• Do this: Without the images, print all the entries below exactly as given.

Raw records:
__________________________________________________

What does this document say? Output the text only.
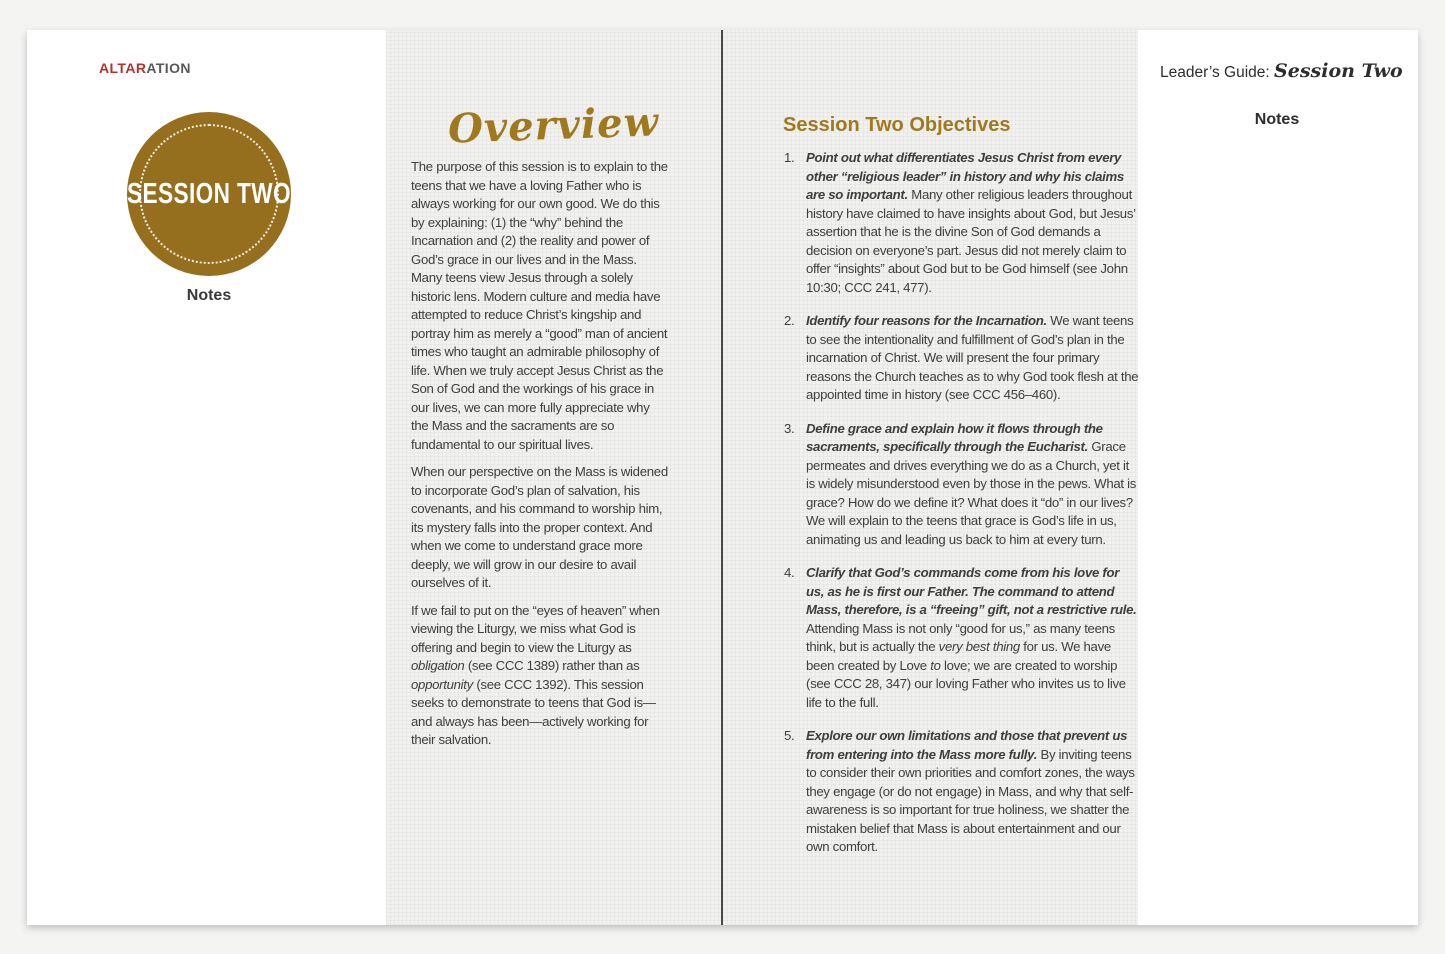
ALTARATION
SESSION TWO
Notes
Overview

The purpose of this session is to explain to the teens that we have a loving Father who is always working for our own good. We do this by explaining: (1) the “why” behind the Incarnation and (2) the reality and power of God’s grace in our lives and in the Mass. Many teens view Jesus through a solely historic lens. Modern culture and media have attempted to reduce Christ’s kingship and portray him as merely a “good” man of ancient times who taught an admirable philosophy of life. When we truly accept Jesus Christ as the Son of God and the workings of his grace in our lives, we can more fully appreciate why the Mass and the sacraments are so fundamental to our spiritual lives.

When our perspective on the Mass is widened to incorporate God’s plan of salvation, his covenants, and his command to worship him, its mystery falls into the proper context. And when we come to understand grace more deeply, we will grow in our desire to avail ourselves of it.

If we fail to put on the “eyes of heaven” when viewing the Liturgy, we miss what God is offering and begin to view the Liturgy as obligation (see CCC 1389) rather than as opportunity (see CCC 1392). This session seeks to demonstrate to teens that God is—and always has been—actively working for their salvation.

Session Two Objectives
1. Point out what differentiates Jesus Christ from every other “religious leader” in history and why his claims are so important. Many other religious leaders throughout history have claimed to have insights about God, but Jesus’ assertion that he is the divine Son of God demands a decision on everyone’s part. Jesus did not merely claim to offer “insights” about God but to be God himself (see John 10:30; CCC 241, 477).
2. Identify four reasons for the Incarnation. We want teens to see the intentionality and fulfillment of God’s plan in the incarnation of Christ. We will present the four primary reasons the Church teaches as to why God took flesh at the appointed time in history (see CCC 456–460).
3. Define grace and explain how it flows through the sacraments, specifically through the Eucharist. Grace permeates and drives everything we do as a Church, yet it is widely misunderstood even by those in the pews. What is grace? How do we define it? What does it “do” in our lives? We will explain to the teens that grace is God’s life in us, animating us and leading us back to him at every turn.
4. Clarify that God’s commands come from his love for us, as he is first our Father. The command to attend Mass, therefore, is a “freeing” gift, not a restrictive rule. Attending Mass is not only “good for us,” as many teens think, but is actually the very best thing for us. We have been created by Love to love; we are created to worship (see CCC 28, 347) our loving Father who invites us to live life to the full.
5. Explore our own limitations and those that prevent us from entering into the Mass more fully. By inviting teens to consider their own priorities and comfort zones, the ways they engage (or do not engage) in Mass, and why that self-awareness is so important for true holiness, we shatter the mistaken belief that Mass is about entertainment and our own comfort.
Leader’s Guide: Session Two
Notes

__________________________________________________

• Output for this task:
What does this document say? Output the text only.
ALTARATION
SESSION TWO
Notes
Overview

The purpose of this session is to explain to the teens that we have a loving Father who is always working for our own good. We do this by explaining: (1) the “why” behind the Incarnation and (2) the reality and power of God’s grace in our lives and in the Mass. Many teens view Jesus through a solely historic lens. Modern culture and media have attempted to reduce Christ’s kingship and portray him as merely a “good” man of ancient times who taught an admirable philosophy of life. When we truly accept Jesus Christ as the Son of God and the workings of his grace in our lives, we can more fully appreciate why the Mass and the sacraments are so fundamental to our spiritual lives.

When our perspective on the Mass is widened to incorporate God’s plan of salvation, his covenants, and his command to worship him, its mystery falls into the proper context. And when we come to understand grace more deeply, we will grow in our desire to avail ourselves of it.

If we fail to put on the “eyes of heaven” when viewing the Liturgy, we miss what God is offering and begin to view the Liturgy as obligation (see CCC 1389) rather than as opportunity (see CCC 1392). This session seeks to demonstrate to teens that God is—and always has been—actively working for their salvation.

Session Two Objectives
1. Point out what differentiates Jesus Christ from every other “religious leader” in history and why his claims are so important. Many other religious leaders throughout history have claimed to have insights about God, but Jesus’ assertion that he is the divine Son of God demands a decision on everyone’s part. Jesus did not merely claim to offer “insights” about God but to be God himself (see John 10:30; CCC 241, 477).
2. Identify four reasons for the Incarnation. We want teens to see the intentionality and fulfillment of God’s plan in the incarnation of Christ. We will present the four primary reasons the Church teaches as to why God took flesh at the appointed time in history (see CCC 456–460).
3. Define grace and explain how it flows through the sacraments, specifically through the Eucharist. Grace permeates and drives everything we do as a Church, yet it is widely misunderstood even by those in the pews. What is grace? How do we define it? What does it “do” in our lives? We will explain to the teens that grace is God’s life in us, animating us and leading us back to him at every turn.
4. Clarify that God’s commands come from his love for us, as he is first our Father. The command to attend Mass, therefore, is a “freeing” gift, not a restrictive rule. Attending Mass is not only “good for us,” as many teens think, but is actually the very best thing for us. We have been created by Love to love; we are created to worship (see CCC 28, 347) our loving Father who invites us to live life to the full.
5. Explore our own limitations and those that prevent us from entering into the Mass more fully. By inviting teens to consider their own priorities and comfort zones, the ways they engage (or do not engage) in Mass, and why that self-awareness is so important for true holiness, we shatter the mistaken belief that Mass is about entertainment and our own comfort.
Leader’s Guide: Session Two
Notes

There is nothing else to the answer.